- [Available data]

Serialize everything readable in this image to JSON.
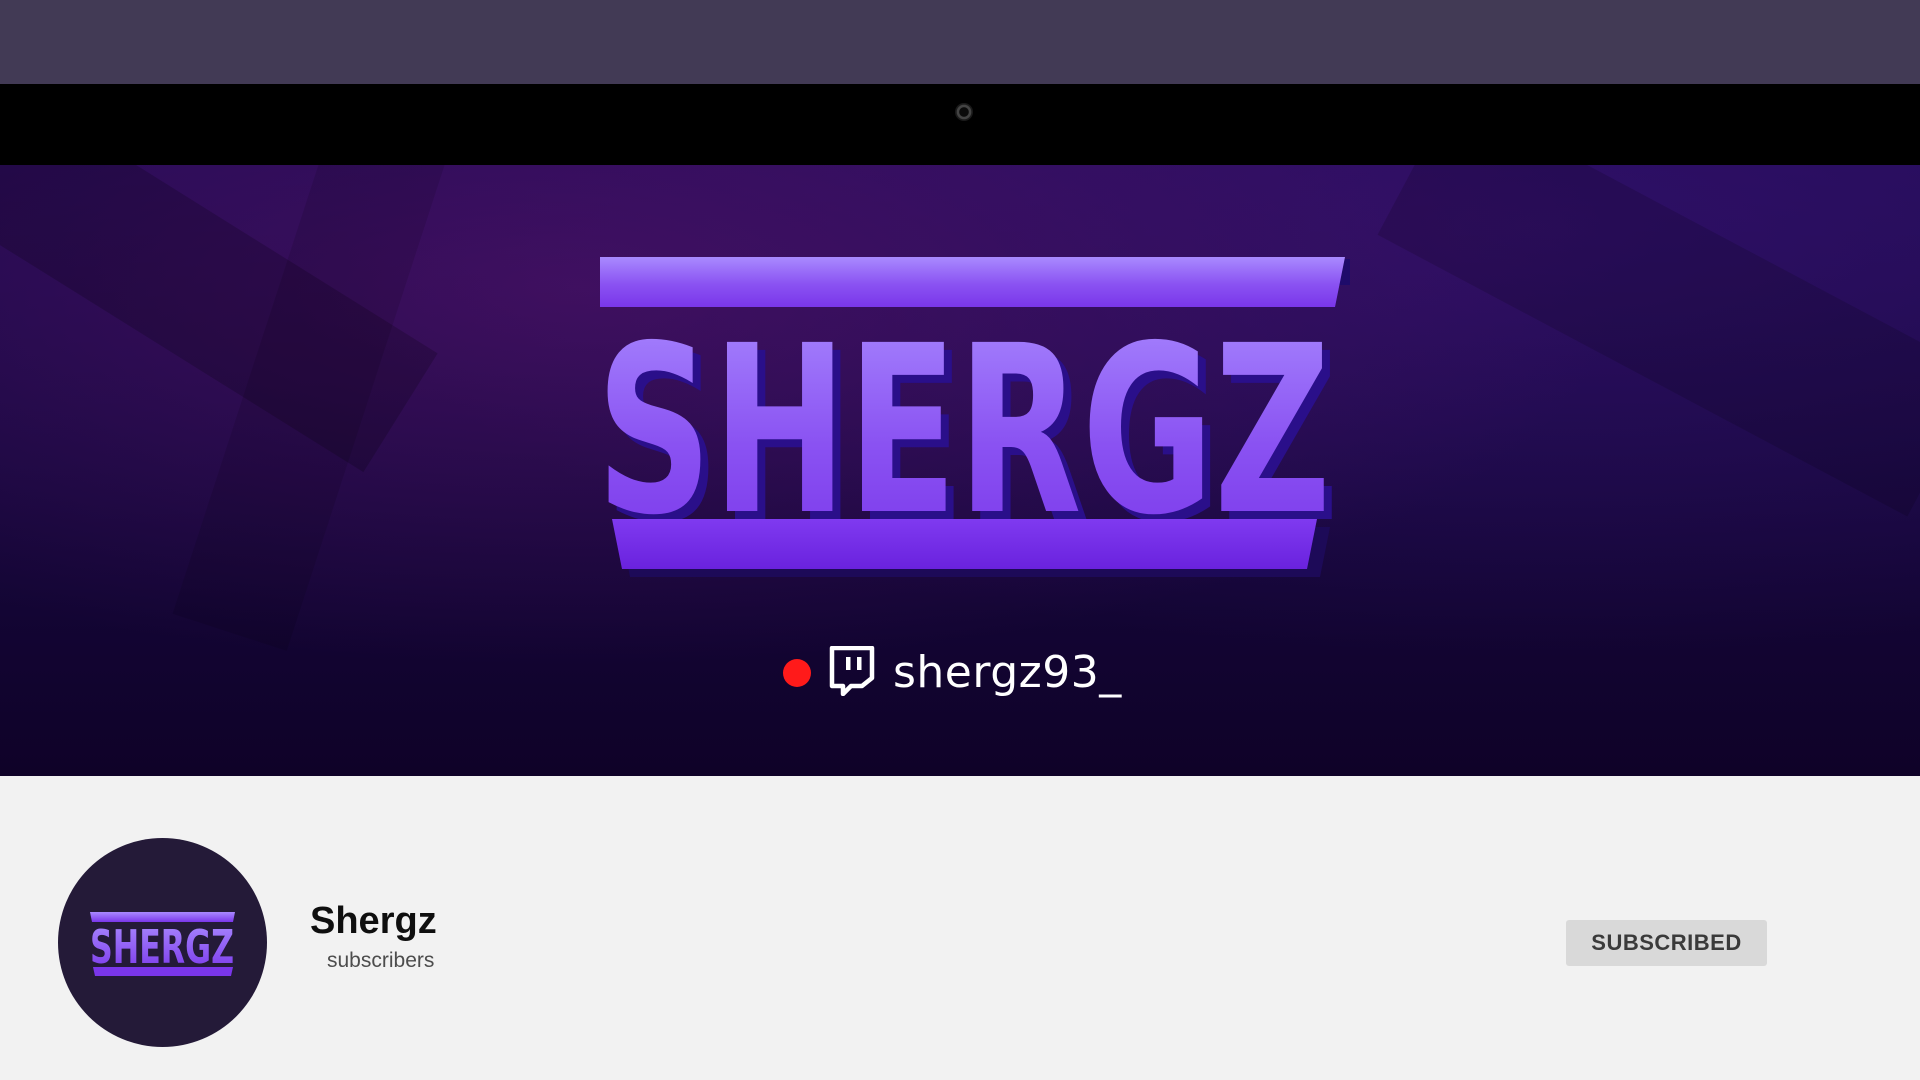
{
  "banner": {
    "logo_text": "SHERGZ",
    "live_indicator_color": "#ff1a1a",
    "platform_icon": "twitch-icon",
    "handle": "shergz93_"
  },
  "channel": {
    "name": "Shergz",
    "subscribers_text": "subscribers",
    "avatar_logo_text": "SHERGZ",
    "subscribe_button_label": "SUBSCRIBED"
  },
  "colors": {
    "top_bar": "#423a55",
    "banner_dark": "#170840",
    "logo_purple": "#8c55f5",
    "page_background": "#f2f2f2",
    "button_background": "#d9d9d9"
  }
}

- [What you should do]
Every line should be retyped exactly, with the pictures omitted.

- [Response for this exercise]
Serialize everything readable in this image to JSON.
{
  "banner": {
    "logo_text": "SHERGZ",
    "live_indicator_color": "#ff1a1a",
    "platform_icon": "twitch-icon",
    "handle": "shergz93_"
  },
  "channel": {
    "name": "Shergz",
    "subscribers_text": "subscribers",
    "avatar_logo_text": "SHERGZ",
    "subscribe_button_label": "SUBSCRIBED"
  },
  "colors": {
    "top_bar": "#423a55",
    "banner_dark": "#170840",
    "logo_purple": "#8c55f5",
    "page_background": "#f2f2f2",
    "button_background": "#d9d9d9"
  }
}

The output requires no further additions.